** START Supplied records **

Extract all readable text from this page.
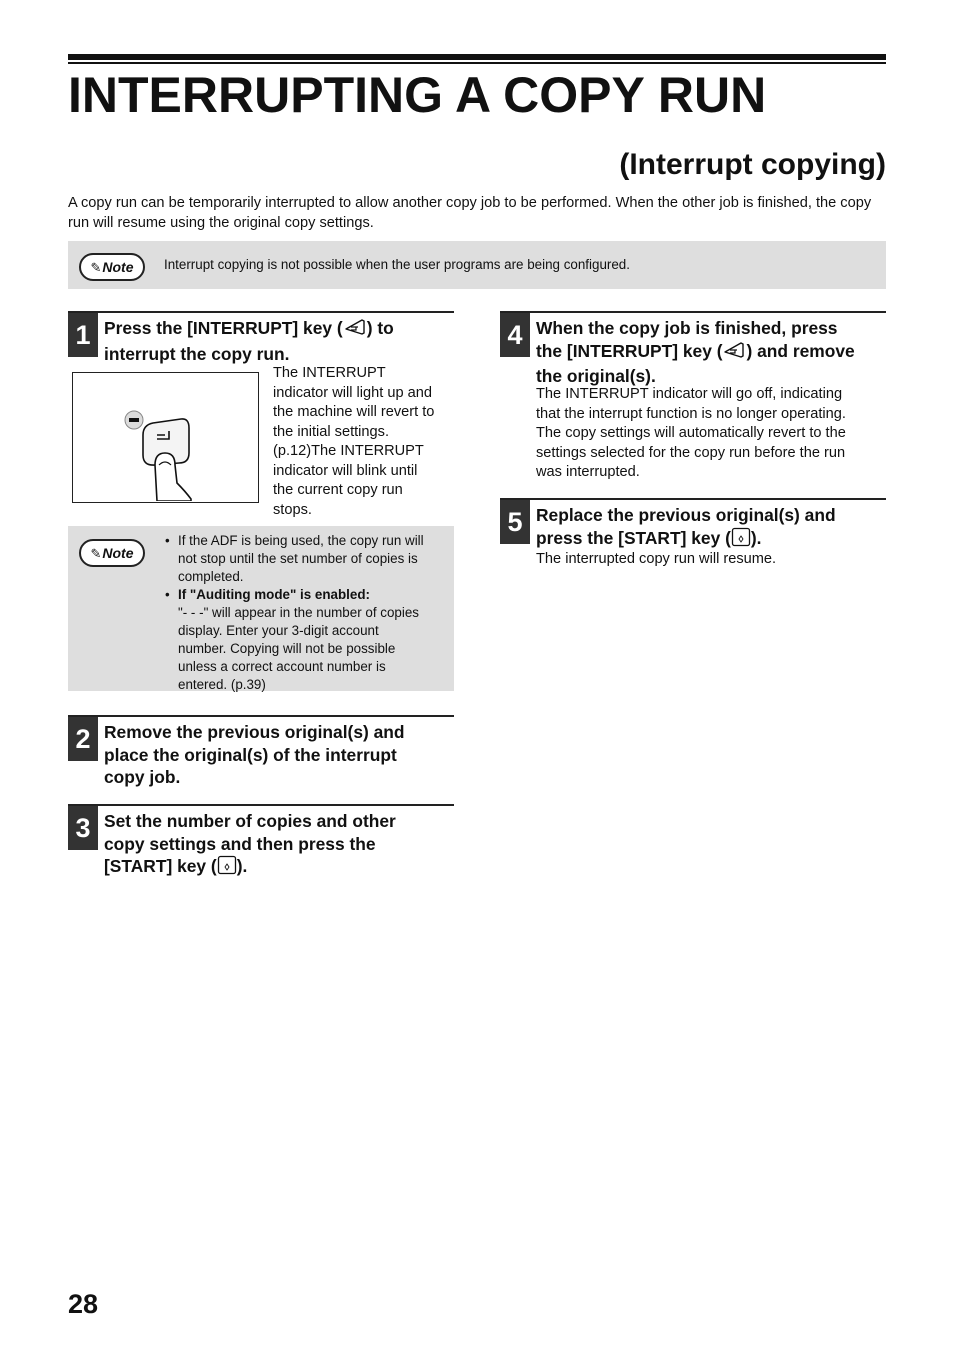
INTERRUPTING A COPY RUN
(Interrupt copying)

A copy run can be temporarily interrupted to allow another copy job to be performed. When the other job is finished, the copy run will resume using the original copy settings.

✎Note	Interrupt copying is not possible when the user programs are being configured.
1 Press the [INTERRUPT] key ( ) to
interrupt the copy run.
The INTERRUPT
indicator will light up and
the machine will revert to
the initial settings.
(p.12)The INTERRUPT
indicator will blink until
the current copy run
stops.
✎Note
• If the ADF is being used, the copy run will
not stop until the set number of copies is
completed.
• If "Auditing mode" is enabled:
"- - -" will appear in the number of copies
display. Enter your 3-digit account
number. Copying will not be possible
unless a correct account number is
entered. (p.39)
2 Remove the previous original(s) and
place the original(s) of the interrupt
copy job.
3 Set the number of copies and other
copy settings and then press the
[START] key ( ).
4 When the copy job is finished, press
the [INTERRUPT] key ( ) and remove
the original(s).
The INTERRUPT indicator will go off, indicating
that the interrupt function is no longer operating.
The copy settings will automatically revert to the
settings selected for the copy run before the run
was interrupted.
5 Replace the previous original(s) and
press the [START] key ( ).
The interrupted copy run will resume.
28
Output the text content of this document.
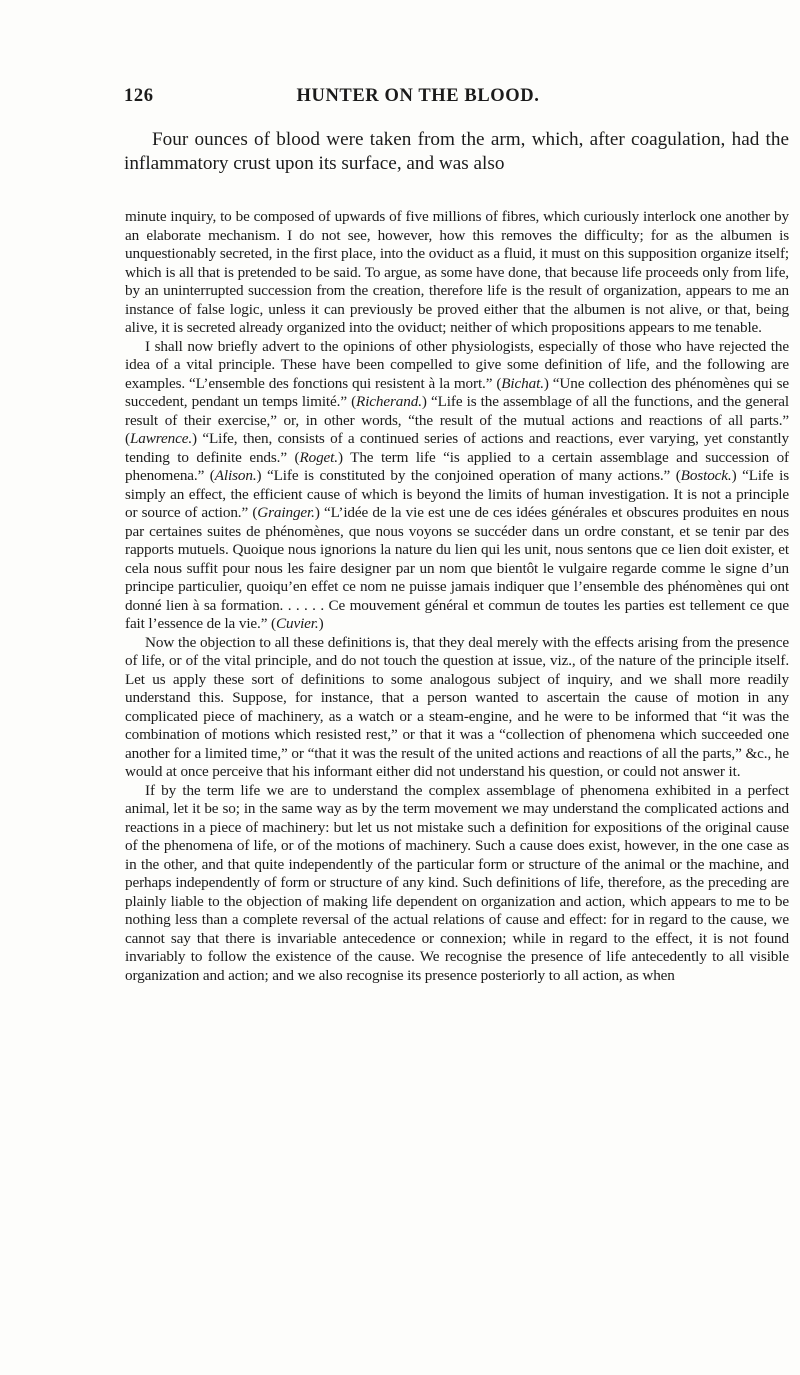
126	HUNTER ON THE BLOOD.
Four ounces of blood were taken from the arm, which, after coagulation, had the inflammatory crust upon its surface, and was also

minute inquiry, to be composed of upwards of five millions of fibres, which curiously interlock one another by an elaborate mechanism. I do not see, however, how this removes the difficulty; for as the albumen is unquestionably secreted, in the first place, into the oviduct as a fluid, it must on this supposition organize itself; which is all that is pretended to be said. To argue, as some have done, that because life proceeds only from life, by an uninterrupted succession from the creation, therefore life is the result of organization, appears to me an instance of false logic, unless it can previously be proved either that the albumen is not alive, or that, being alive, it is secreted already organized into the oviduct; neither of which propositions appears to me tenable.

I shall now briefly advert to the opinions of other physiologists, especially of those who have rejected the idea of a vital principle. These have been compelled to give some definition of life, and the following are examples. “L’ensemble des fonctions qui resistent à la mort.” (Bichat.) “Une collection des phénomènes qui se succedent, pendant un temps limité.” (Richerand.) “Life is the assemblage of all the functions, and the general result of their exercise,” or, in other words, “the result of the mutual actions and reactions of all parts.” (Lawrence.) “Life, then, consists of a continued series of actions and reactions, ever varying, yet constantly tending to definite ends.” (Roget.) The term life “is applied to a certain assemblage and succession of phenomena.” (Alison.) “Life is constituted by the conjoined operation of many actions.” (Bostock.) “Life is simply an effect, the efficient cause of which is beyond the limits of human investigation. It is not a principle or source of action.” (Grainger.) “L’idée de la vie est une de ces idées générales et obscures produites en nous par certaines suites de phénomènes, que nous voyons se succéder dans un ordre constant, et se tenir par des rapports mutuels. Quoique nous ignorions la nature du lien qui les unit, nous sentons que ce lien doit exister, et cela nous suffit pour nous les faire designer par un nom que bientôt le vulgaire regarde comme le signe d’un principe particulier, quoiqu’en effet ce nom ne puisse jamais indiquer que l’ensemble des phénomènes qui ont donné lien à sa formation. . . . . . Ce mouvement général et commun de toutes les parties est tellement ce que fait l’essence de la vie.” (Cuvier.)

Now the objection to all these definitions is, that they deal merely with the effects arising from the presence of life, or of the vital principle, and do not touch the question at issue, viz., of the nature of the principle itself. Let us apply these sort of definitions to some analogous subject of inquiry, and we shall more readily understand this. Suppose, for instance, that a person wanted to ascertain the cause of motion in any complicated piece of machinery, as a watch or a steam-engine, and he were to be informed that “it was the combination of motions which resisted rest,” or that it was a “collection of phenomena which succeeded one another for a limited time,” or “that it was the result of the united actions and reactions of all the parts,” &c., he would at once perceive that his informant either did not understand his question, or could not answer it.

If by the term life we are to understand the complex assemblage of phenomena exhibited in a perfect animal, let it be so; in the same way as by the term movement we may understand the complicated actions and reactions in a piece of machinery: but let us not mistake such a definition for expositions of the original cause of the phenomena of life, or of the motions of machinery. Such a cause does exist, however, in the one case as in the other, and that quite independently of the particular form or structure of the animal or the machine, and perhaps independently of form or structure of any kind. Such definitions of life, therefore, as the preceding are plainly liable to the objection of making life dependent on organization and action, which appears to me to be nothing less than a complete reversal of the actual relations of cause and effect: for in regard to the cause, we cannot say that there is invariable antecedence or connexion; while in regard to the effect, it is not found invariably to follow the existence of the cause. We recognise the presence of life antecedently to all visible organization and action; and we also recognise its presence posteriorly to all action, as when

** END Supplied records **

Work instructions. Transcribe all entries above exactly. Drop the pictures.

Solution to the problem.
Extract all readable text from this page.
INTERRUPTING A COPY RUN
(Interrupt copying)

A copy run can be temporarily interrupted to allow another copy job to be performed. When the other job is finished, the copy run will resume using the original copy settings.

✎Note	Interrupt copying is not possible when the user programs are being configured.
1 Press the [INTERRUPT] key ( ) to
interrupt the copy run.
The INTERRUPT
indicator will light up and
the machine will revert to
the initial settings.
(p.12)The INTERRUPT
indicator will blink until
the current copy run
stops.
✎Note
• If the ADF is being used, the copy run will
not stop until the set number of copies is
completed.
• If "Auditing mode" is enabled:
"- - -" will appear in the number of copies
display. Enter your 3-digit account
number. Copying will not be possible
unless a correct account number is
entered. (p.39)
2 Remove the previous original(s) and
place the original(s) of the interrupt
copy job.
3 Set the number of copies and other
copy settings and then press the
[START] key ( ).
4 When the copy job is finished, press
the [INTERRUPT] key ( ) and remove
the original(s).
The INTERRUPT indicator will go off, indicating
that the interrupt function is no longer operating.
The copy settings will automatically revert to the
settings selected for the copy run before the run
was interrupted.
5 Replace the previous original(s) and
press the [START] key ( ).
The interrupted copy run will resume.
28
Output the text content of this document.
126	HUNTER ON THE BLOOD.
Four ounces of blood were taken from the arm, which, after coagulation, had the inflammatory crust upon its surface, and was also

minute inquiry, to be composed of upwards of five millions of fibres, which curiously interlock one another by an elaborate mechanism. I do not see, however, how this removes the difficulty; for as the albumen is unquestionably secreted, in the first place, into the oviduct as a fluid, it must on this supposition organize itself; which is all that is pretended to be said. To argue, as some have done, that because life proceeds only from life, by an uninterrupted succession from the creation, therefore life is the result of organization, appears to me an instance of false logic, unless it can previously be proved either that the albumen is not alive, or that, being alive, it is secreted already organized into the oviduct; neither of which propositions appears to me tenable.

I shall now briefly advert to the opinions of other physiologists, especially of those who have rejected the idea of a vital principle. These have been compelled to give some definition of life, and the following are examples. “L’ensemble des fonctions qui resistent à la mort.” (Bichat.) “Une collection des phénomènes qui se succedent, pendant un temps limité.” (Richerand.) “Life is the assemblage of all the functions, and the general result of their exercise,” or, in other words, “the result of the mutual actions and reactions of all parts.” (Lawrence.) “Life, then, consists of a continued series of actions and reactions, ever varying, yet constantly tending to definite ends.” (Roget.) The term life “is applied to a certain assemblage and succession of phenomena.” (Alison.) “Life is constituted by the conjoined operation of many actions.” (Bostock.) “Life is simply an effect, the efficient cause of which is beyond the limits of human investigation. It is not a principle or source of action.” (Grainger.) “L’idée de la vie est une de ces idées générales et obscures produites en nous par certaines suites de phénomènes, que nous voyons se succéder dans un ordre constant, et se tenir par des rapports mutuels. Quoique nous ignorions la nature du lien qui les unit, nous sentons que ce lien doit exister, et cela nous suffit pour nous les faire designer par un nom que bientôt le vulgaire regarde comme le signe d’un principe particulier, quoiqu’en effet ce nom ne puisse jamais indiquer que l’ensemble des phénomènes qui ont donné lien à sa formation. . . . . . Ce mouvement général et commun de toutes les parties est tellement ce que fait l’essence de la vie.” (Cuvier.)

Now the objection to all these definitions is, that they deal merely with the effects arising from the presence of life, or of the vital principle, and do not touch the question at issue, viz., of the nature of the principle itself. Let us apply these sort of definitions to some analogous subject of inquiry, and we shall more readily understand this. Suppose, for instance, that a person wanted to ascertain the cause of motion in any complicated piece of machinery, as a watch or a steam-engine, and he were to be informed that “it was the combination of motions which resisted rest,” or that it was a “collection of phenomena which succeeded one another for a limited time,” or “that it was the result of the united actions and reactions of all the parts,” &c., he would at once perceive that his informant either did not understand his question, or could not answer it.

If by the term life we are to understand the complex assemblage of phenomena exhibited in a perfect animal, let it be so; in the same way as by the term movement we may understand the complicated actions and reactions in a piece of machinery: but let us not mistake such a definition for expositions of the original cause of the phenomena of life, or of the motions of machinery. Such a cause does exist, however, in the one case as in the other, and that quite independently of the particular form or structure of the animal or the machine, and perhaps independently of form or structure of any kind. Such definitions of life, therefore, as the preceding are plainly liable to the objection of making life dependent on organization and action, which appears to me to be nothing less than a complete reversal of the actual relations of cause and effect: for in regard to the cause, we cannot say that there is invariable antecedence or connexion; while in regard to the effect, it is not found invariably to follow the existence of the cause. We recognise the presence of life antecedently to all visible organization and action; and we also recognise its presence posteriorly to all action, as when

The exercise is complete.